Written instruction: Each line that holds the word "ylabel" is to be identified and copied.

Dataset rows about figures
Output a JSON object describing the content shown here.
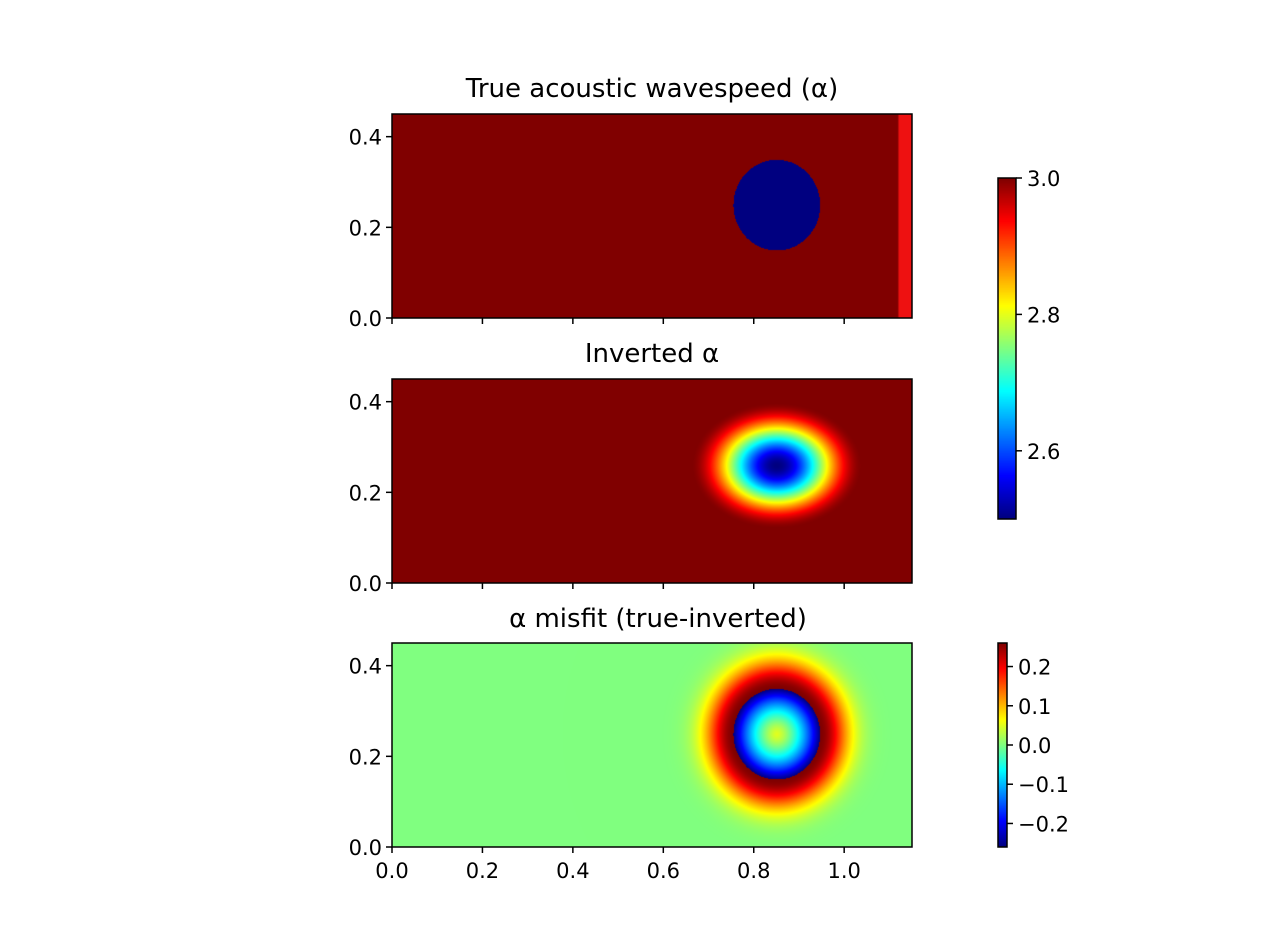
{
  "chart_data": [
    {
      "type": "heatmap",
      "title": "True acoustic wavespeed (α)",
      "xlim": [
        0.0,
        1.15
      ],
      "ylim": [
        0.0,
        0.45
      ],
      "x_ticks": [
        0.0,
        0.2,
        0.4,
        0.6,
        0.8,
        1.0
      ],
      "x_tick_labels_shown": false,
      "y_ticks": [
        "0.0",
        "0.2",
        "0.4"
      ],
      "colormap": "jet",
      "color_range": [
        2.5,
        3.0
      ],
      "background_value": 3.0,
      "anomaly": {
        "shape": "disk",
        "center": [
          0.85,
          0.25
        ],
        "radius": 0.1,
        "value": 2.5
      },
      "right_edge_strip": {
        "x_range": [
          1.12,
          1.15
        ],
        "color": "#ee1111"
      }
    },
    {
      "type": "heatmap",
      "title": "Inverted α",
      "xlim": [
        0.0,
        1.15
      ],
      "ylim": [
        0.0,
        0.45
      ],
      "x_ticks": [
        0.0,
        0.2,
        0.4,
        0.6,
        0.8,
        1.0
      ],
      "x_tick_labels_shown": false,
      "y_ticks": [
        "0.0",
        "0.2",
        "0.4"
      ],
      "colormap": "jet",
      "color_range": [
        2.5,
        3.0
      ],
      "background_value": 3.0,
      "anomaly": {
        "shape": "smooth-ellipse",
        "center": [
          0.85,
          0.26
        ],
        "semi_axes": [
          0.19,
          0.14
        ],
        "min_value": 2.5
      }
    },
    {
      "type": "heatmap",
      "title": "α misfit (true-inverted)",
      "xlim": [
        0.0,
        1.15
      ],
      "ylim": [
        0.0,
        0.45
      ],
      "x_ticks": [
        "0.0",
        "0.2",
        "0.4",
        "0.6",
        "0.8",
        "1.0"
      ],
      "y_ticks": [
        "0.0",
        "0.2",
        "0.4"
      ],
      "colormap": "jet",
      "color_range": [
        -0.26,
        0.26
      ],
      "background_value": 0.0,
      "misfit_ring": {
        "center": [
          0.85,
          0.25
        ],
        "inner_radius": 0.1,
        "peak_value": 0.26,
        "core_value": 0.05,
        "min_value": -0.26
      }
    }
  ],
  "colorbars": [
    {
      "for": "wavespeed",
      "ticks": [
        "3.0",
        "2.8",
        "2.6"
      ],
      "tick_values": [
        3.0,
        2.8,
        2.6
      ],
      "range": [
        2.5,
        3.0
      ]
    },
    {
      "for": "misfit",
      "ticks": [
        "0.2",
        "0.1",
        "0.0",
        "−0.1",
        "−0.2"
      ],
      "tick_values": [
        0.2,
        0.1,
        0.0,
        -0.1,
        -0.2
      ],
      "range": [
        -0.26,
        0.26
      ]
    }
  ],
  "colors": {
    "frame": "#000000",
    "background": "#ffffff"
  }
}
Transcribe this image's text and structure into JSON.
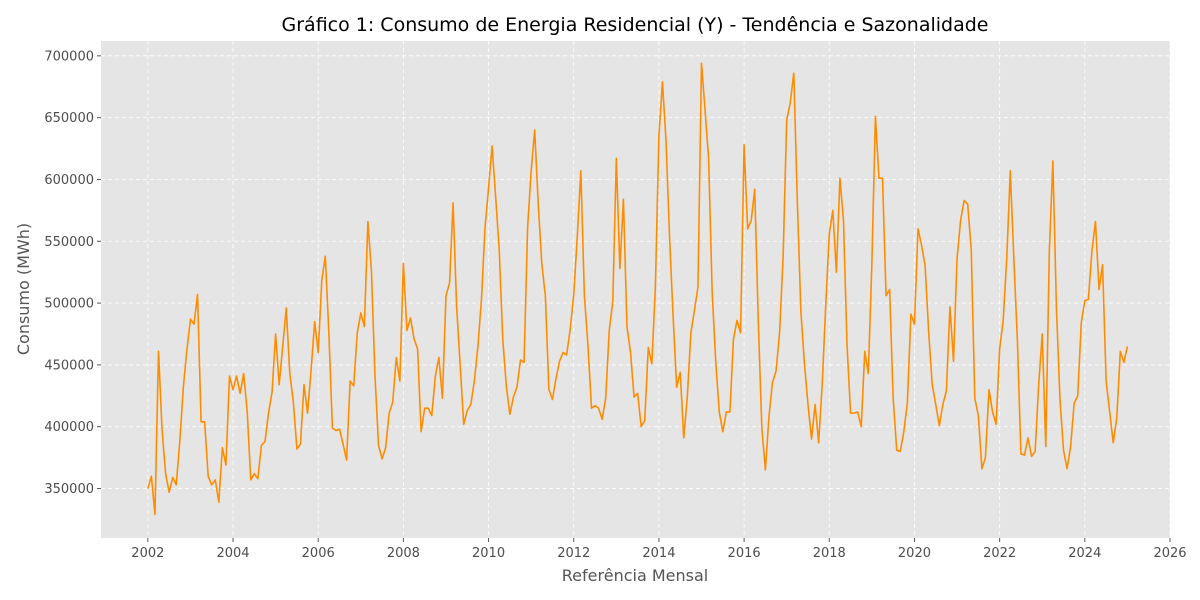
{
  "chart_data": {
    "type": "line",
    "title": "Gráfico 1: Consumo de Energia Residencial (Y) - Tendência e Sazonalidade",
    "xlabel": "Referência Mensal",
    "ylabel": "Consumo (MWh)",
    "xlim": [
      2000.9,
      2026.0
    ],
    "ylim": [
      310000,
      712000
    ],
    "x_ticks": [
      2002,
      2004,
      2006,
      2008,
      2010,
      2012,
      2014,
      2016,
      2018,
      2020,
      2022,
      2024,
      2026
    ],
    "y_ticks": [
      350000,
      400000,
      450000,
      500000,
      550000,
      600000,
      650000,
      700000
    ],
    "x_tick_labels": [
      "2002",
      "2004",
      "2006",
      "2008",
      "2010",
      "2012",
      "2014",
      "2016",
      "2018",
      "2020",
      "2022",
      "2024",
      "2026"
    ],
    "y_tick_labels": [
      "350000",
      "400000",
      "450000",
      "500000",
      "550000",
      "600000",
      "650000",
      "700000"
    ],
    "grid": true,
    "colors": {
      "line": "#ff8c00",
      "plot_bg": "#e5e5e5",
      "grid": "#ffffff"
    },
    "series": [
      {
        "x_start": "2002-01",
        "frequency": "monthly",
        "values": [
          350000,
          360000,
          329000,
          461000,
          398000,
          362000,
          347000,
          359000,
          353000,
          388000,
          432000,
          462000,
          487000,
          483000,
          507000,
          404000,
          404000,
          360000,
          353000,
          357000,
          339000,
          383000,
          369000,
          441000,
          430000,
          441000,
          427000,
          443000,
          412000,
          357000,
          362000,
          358000,
          385000,
          388000,
          411000,
          428000,
          475000,
          434000,
          465000,
          496000,
          443000,
          420000,
          382000,
          386000,
          434000,
          411000,
          446000,
          485000,
          460000,
          518000,
          538000,
          476000,
          399000,
          397000,
          398000,
          386000,
          373000,
          437000,
          433000,
          476000,
          492000,
          481000,
          566000,
          526000,
          441000,
          385000,
          374000,
          383000,
          411000,
          420000,
          456000,
          437000,
          532000,
          478000,
          488000,
          471000,
          463000,
          396000,
          415000,
          415000,
          409000,
          441000,
          456000,
          423000,
          506000,
          516000,
          581000,
          497000,
          450000,
          402000,
          413000,
          418000,
          437000,
          465000,
          503000,
          561000,
          593000,
          627000,
          586000,
          543000,
          471000,
          433000,
          410000,
          424000,
          432000,
          454000,
          452000,
          561000,
          607000,
          640000,
          580000,
          532000,
          506000,
          430000,
          422000,
          439000,
          453000,
          460000,
          458000,
          479000,
          507000,
          554000,
          607000,
          506000,
          466000,
          415000,
          417000,
          415000,
          406000,
          423000,
          478000,
          501000,
          617000,
          528000,
          584000,
          481000,
          460000,
          424000,
          427000,
          400000,
          405000,
          464000,
          451000,
          513000,
          635000,
          679000,
          631000,
          553000,
          489000,
          432000,
          444000,
          391000,
          424000,
          476000,
          494000,
          513000,
          694000,
          656000,
          617000,
          509000,
          453000,
          412000,
          396000,
          412000,
          412000,
          471000,
          486000,
          476000,
          628000,
          560000,
          567000,
          592000,
          485000,
          399000,
          365000,
          408000,
          436000,
          445000,
          476000,
          538000,
          648000,
          662000,
          686000,
          582000,
          493000,
          451000,
          418000,
          390000,
          418000,
          387000,
          434000,
          498000,
          556000,
          575000,
          525000,
          601000,
          567000,
          466000,
          411000,
          411000,
          412000,
          400000,
          461000,
          443000,
          532000,
          651000,
          601000,
          601000,
          506000,
          511000,
          423000,
          381000,
          380000,
          396000,
          419000,
          491000,
          483000,
          560000,
          547000,
          530000,
          477000,
          434000,
          418000,
          401000,
          418000,
          429000,
          497000,
          453000,
          536000,
          567000,
          583000,
          580000,
          543000,
          423000,
          409000,
          366000,
          375000,
          430000,
          412000,
          402000,
          463000,
          486000,
          536000,
          607000,
          536000,
          470000,
          378000,
          377000,
          391000,
          376000,
          380000,
          434000,
          475000,
          384000,
          542000,
          615000,
          496000,
          422000,
          381000,
          366000,
          384000,
          419000,
          425000,
          484000,
          502000,
          503000,
          542000,
          566000,
          511000,
          531000,
          437000,
          412000,
          387000,
          407000,
          461000,
          452000,
          465000
        ]
      }
    ]
  }
}
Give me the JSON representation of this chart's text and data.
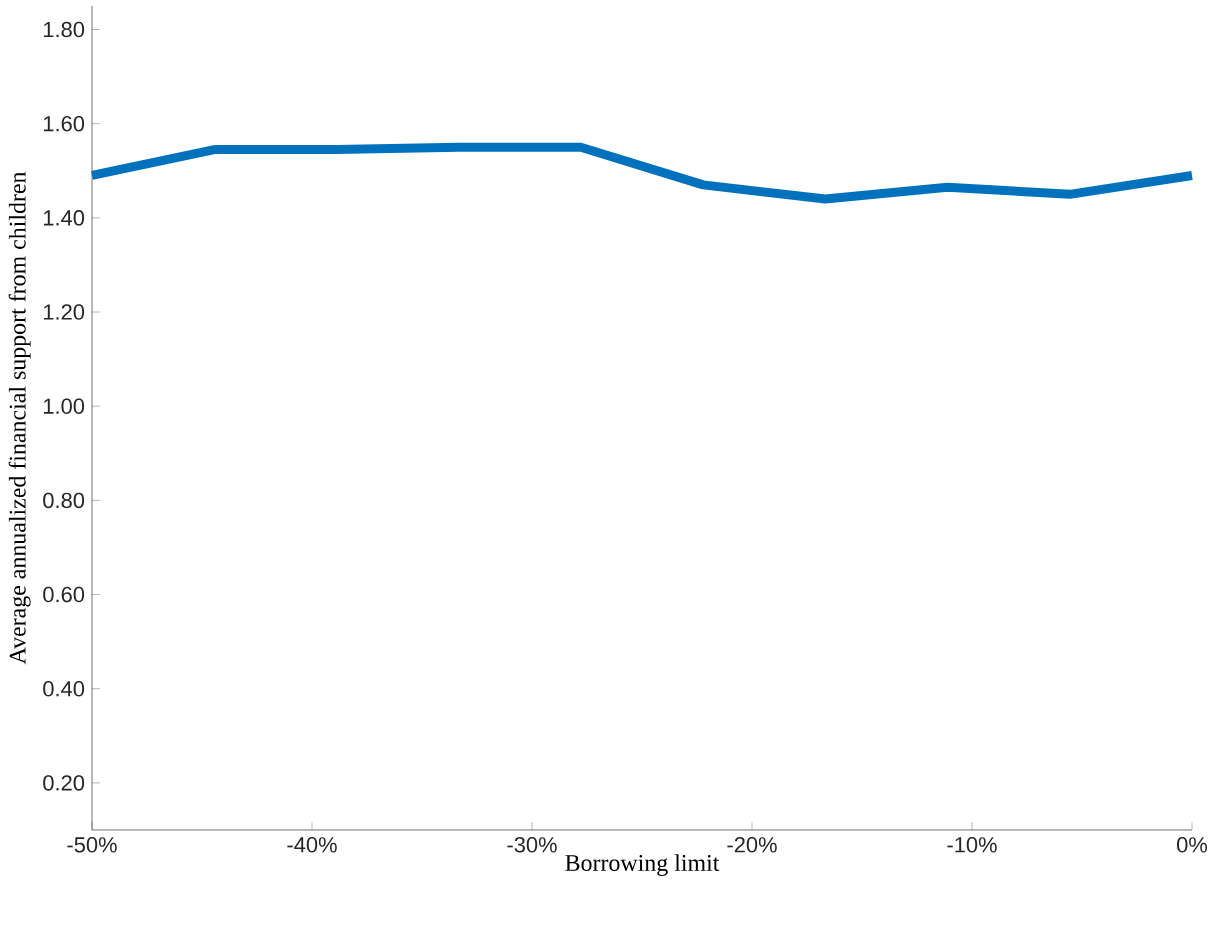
{
  "chart_data": {
    "type": "line",
    "xlabel": "Borrowing limit",
    "ylabel": "Average annualized financial support from children",
    "x": [
      -50,
      -44.44,
      -38.89,
      -33.33,
      -27.78,
      -22.22,
      -16.67,
      -11.11,
      -5.56,
      0
    ],
    "series": [
      {
        "color": "#0072bd",
        "values": [
          1.49,
          1.545,
          1.545,
          1.55,
          1.55,
          1.47,
          1.44,
          1.465,
          1.45,
          1.49
        ]
      }
    ],
    "xlim": [
      -50,
      0
    ],
    "ylim": [
      0.1,
      1.85
    ],
    "xticks": [
      {
        "value": -50,
        "label": "-50%"
      },
      {
        "value": -40,
        "label": "-40%"
      },
      {
        "value": -30,
        "label": "-30%"
      },
      {
        "value": -20,
        "label": "-20%"
      },
      {
        "value": -10,
        "label": "-10%"
      },
      {
        "value": 0,
        "label": "0%"
      }
    ],
    "yticks": [
      {
        "value": 0.2,
        "label": "0.20"
      },
      {
        "value": 0.4,
        "label": "0.40"
      },
      {
        "value": 0.6,
        "label": "0.60"
      },
      {
        "value": 0.8,
        "label": "0.80"
      },
      {
        "value": 1.0,
        "label": "1.00"
      },
      {
        "value": 1.2,
        "label": "1.20"
      },
      {
        "value": 1.4,
        "label": "1.40"
      },
      {
        "value": 1.6,
        "label": "1.60"
      },
      {
        "value": 1.8,
        "label": "1.80"
      }
    ],
    "marker": "none",
    "line_style": "solid"
  }
}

Output of the task:
    "ylabel": "Consumo (MWh)",
    "ylabel": "Average annualized financial support from children",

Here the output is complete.